[WHAT TO WORK ON]
**a)** According to the thread, what is a common practical way of approximating a smooth map?
**b)** Please copy the part of the thread starting at "To some extent, yes." and ending at "derivatives of $f$.", word for word.

[EXERCISE TEXT]
——————

I have got a differentiable mapping $f:\Bbb R^2 \to \Bbb R^2$,
Is the image of $f$ of a very small convex subset (e.g., a unit square) around any point, a bounded region?
If it is bounded, can I approximate the image as a convex hull?
My intention is to approximate a $f(x,y)$'s range locally, given a small perturbation of $\Delta x, \Delta y$ apart from $x_0, y_0$. For $R^2 \to R$ I can simply apply Taylor expansion and approximate $f$ to a linear function and then get its range as an interval. How can I deal with the 2D case?
Yes, and this is true for any continuous map in finite-dimensional spaces. The closure of bounded region is compact, the image of a compact set under a continuous map is also compact, and every compact set is bounded.
To some extent, yes. This definitely uses differentiability. On small scale, $f$ is approximately linear, which means the following: for every point $(x,y)$ and $\epsilon>0$ there is $\delta$ such that if $|\Delta x|,|\Delta y|<\delta$, then the difference between $f(x+\Delta x,y+\Delta y)$ and the linear map $f(x,y)+ A(\Delta x,\Delta y)^T$ is less than $\epsilon \delta$. Here $A$ is the matrix of derivatives of $f$.
You can still use the Taylor formula, applying it to each component of $f$. Say, $f=(u,v)$ where $u,v$ are scalar function. Approximate $u$ and $v$ separately, and you'll have an approximation for $f$.
A common practical way of approximating a smooth map is triangulation. One chooses a triangular mesh in the domain (either uniform or not, depending on how good $f$ is), and evaluates $f$ at the vertices. They draw the corresponding triangles in the target space. This does not even use derivatives, although the quality of this approximation depends on $f$ being differentiable.

——————

[RECORDS PROVIDED]
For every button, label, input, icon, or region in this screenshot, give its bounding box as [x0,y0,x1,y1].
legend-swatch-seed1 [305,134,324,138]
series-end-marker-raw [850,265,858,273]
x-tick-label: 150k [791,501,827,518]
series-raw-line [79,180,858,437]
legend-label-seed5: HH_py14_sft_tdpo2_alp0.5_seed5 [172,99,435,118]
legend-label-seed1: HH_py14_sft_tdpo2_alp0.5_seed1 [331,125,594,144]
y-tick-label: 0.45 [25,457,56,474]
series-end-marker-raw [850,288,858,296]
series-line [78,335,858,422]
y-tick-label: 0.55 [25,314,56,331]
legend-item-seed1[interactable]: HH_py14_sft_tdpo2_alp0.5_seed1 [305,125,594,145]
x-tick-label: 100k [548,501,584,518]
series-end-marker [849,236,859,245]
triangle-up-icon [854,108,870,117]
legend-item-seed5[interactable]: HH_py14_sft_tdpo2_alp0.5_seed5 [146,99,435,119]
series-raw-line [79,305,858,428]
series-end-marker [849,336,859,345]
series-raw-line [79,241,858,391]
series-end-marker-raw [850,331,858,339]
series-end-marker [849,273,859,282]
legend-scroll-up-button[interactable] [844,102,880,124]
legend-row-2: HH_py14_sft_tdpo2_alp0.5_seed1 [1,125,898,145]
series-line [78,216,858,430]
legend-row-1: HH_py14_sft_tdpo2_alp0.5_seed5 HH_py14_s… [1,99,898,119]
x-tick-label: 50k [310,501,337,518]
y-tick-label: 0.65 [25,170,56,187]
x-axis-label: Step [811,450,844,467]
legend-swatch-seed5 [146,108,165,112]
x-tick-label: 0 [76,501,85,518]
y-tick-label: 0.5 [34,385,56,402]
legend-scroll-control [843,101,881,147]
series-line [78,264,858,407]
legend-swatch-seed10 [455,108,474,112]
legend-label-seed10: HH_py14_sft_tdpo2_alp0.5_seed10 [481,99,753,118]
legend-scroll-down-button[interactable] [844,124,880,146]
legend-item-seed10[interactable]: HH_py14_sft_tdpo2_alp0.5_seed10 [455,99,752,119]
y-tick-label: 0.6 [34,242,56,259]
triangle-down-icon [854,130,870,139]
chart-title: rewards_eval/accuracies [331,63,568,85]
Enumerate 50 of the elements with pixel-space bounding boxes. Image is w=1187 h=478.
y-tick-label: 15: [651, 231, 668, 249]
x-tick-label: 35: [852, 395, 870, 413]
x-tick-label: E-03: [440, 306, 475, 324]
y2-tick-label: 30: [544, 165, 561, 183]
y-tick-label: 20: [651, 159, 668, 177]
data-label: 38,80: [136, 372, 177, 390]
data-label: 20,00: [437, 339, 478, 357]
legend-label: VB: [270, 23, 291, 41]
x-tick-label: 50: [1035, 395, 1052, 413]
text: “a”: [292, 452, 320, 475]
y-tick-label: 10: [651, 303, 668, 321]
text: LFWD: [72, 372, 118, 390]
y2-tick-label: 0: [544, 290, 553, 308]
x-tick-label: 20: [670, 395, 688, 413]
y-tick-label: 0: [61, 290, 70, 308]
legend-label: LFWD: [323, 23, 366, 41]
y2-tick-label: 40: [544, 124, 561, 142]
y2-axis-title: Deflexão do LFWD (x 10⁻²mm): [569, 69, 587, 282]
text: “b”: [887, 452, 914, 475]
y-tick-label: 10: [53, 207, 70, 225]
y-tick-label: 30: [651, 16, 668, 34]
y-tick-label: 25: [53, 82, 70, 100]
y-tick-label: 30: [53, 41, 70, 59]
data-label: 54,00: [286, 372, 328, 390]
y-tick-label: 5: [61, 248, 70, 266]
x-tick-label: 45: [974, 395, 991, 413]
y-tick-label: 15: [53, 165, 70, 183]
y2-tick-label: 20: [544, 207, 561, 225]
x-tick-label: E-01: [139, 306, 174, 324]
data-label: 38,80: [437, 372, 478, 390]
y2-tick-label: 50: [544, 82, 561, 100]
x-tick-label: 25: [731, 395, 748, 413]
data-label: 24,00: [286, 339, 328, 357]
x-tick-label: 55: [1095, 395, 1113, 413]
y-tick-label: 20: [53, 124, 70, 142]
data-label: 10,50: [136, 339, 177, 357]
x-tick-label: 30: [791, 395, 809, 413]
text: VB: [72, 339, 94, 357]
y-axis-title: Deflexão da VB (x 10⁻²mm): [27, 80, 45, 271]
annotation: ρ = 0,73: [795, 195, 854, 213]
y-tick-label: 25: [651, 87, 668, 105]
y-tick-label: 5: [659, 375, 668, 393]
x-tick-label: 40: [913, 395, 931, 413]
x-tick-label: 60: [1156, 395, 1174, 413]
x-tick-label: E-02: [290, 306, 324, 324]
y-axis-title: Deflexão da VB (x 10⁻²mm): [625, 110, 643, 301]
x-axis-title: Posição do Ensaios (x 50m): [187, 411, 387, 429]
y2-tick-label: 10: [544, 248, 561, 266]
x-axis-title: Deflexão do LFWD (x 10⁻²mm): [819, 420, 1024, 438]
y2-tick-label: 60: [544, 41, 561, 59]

——————

[SOLUTIONS TO THE EXERCISE]
**a)** Triangulation.

**b)**
To some extent, yes. This definitely uses differentiability. On small scale, $f$ is approximately linear, which means the following: for every point $(x,y)$ and $\epsilon>0$ there is $\delta$ such that if $|\Delta x|,|\Delta y|<\delta$, then the difference between $f(x+\Delta x,y+\Delta y)$ and the linear map $f(x,y)+ A(\Delta x,\Delta y)^T$ is less than $\epsilon \delta$. Here $A$ is the matrix of derivatives of $f$.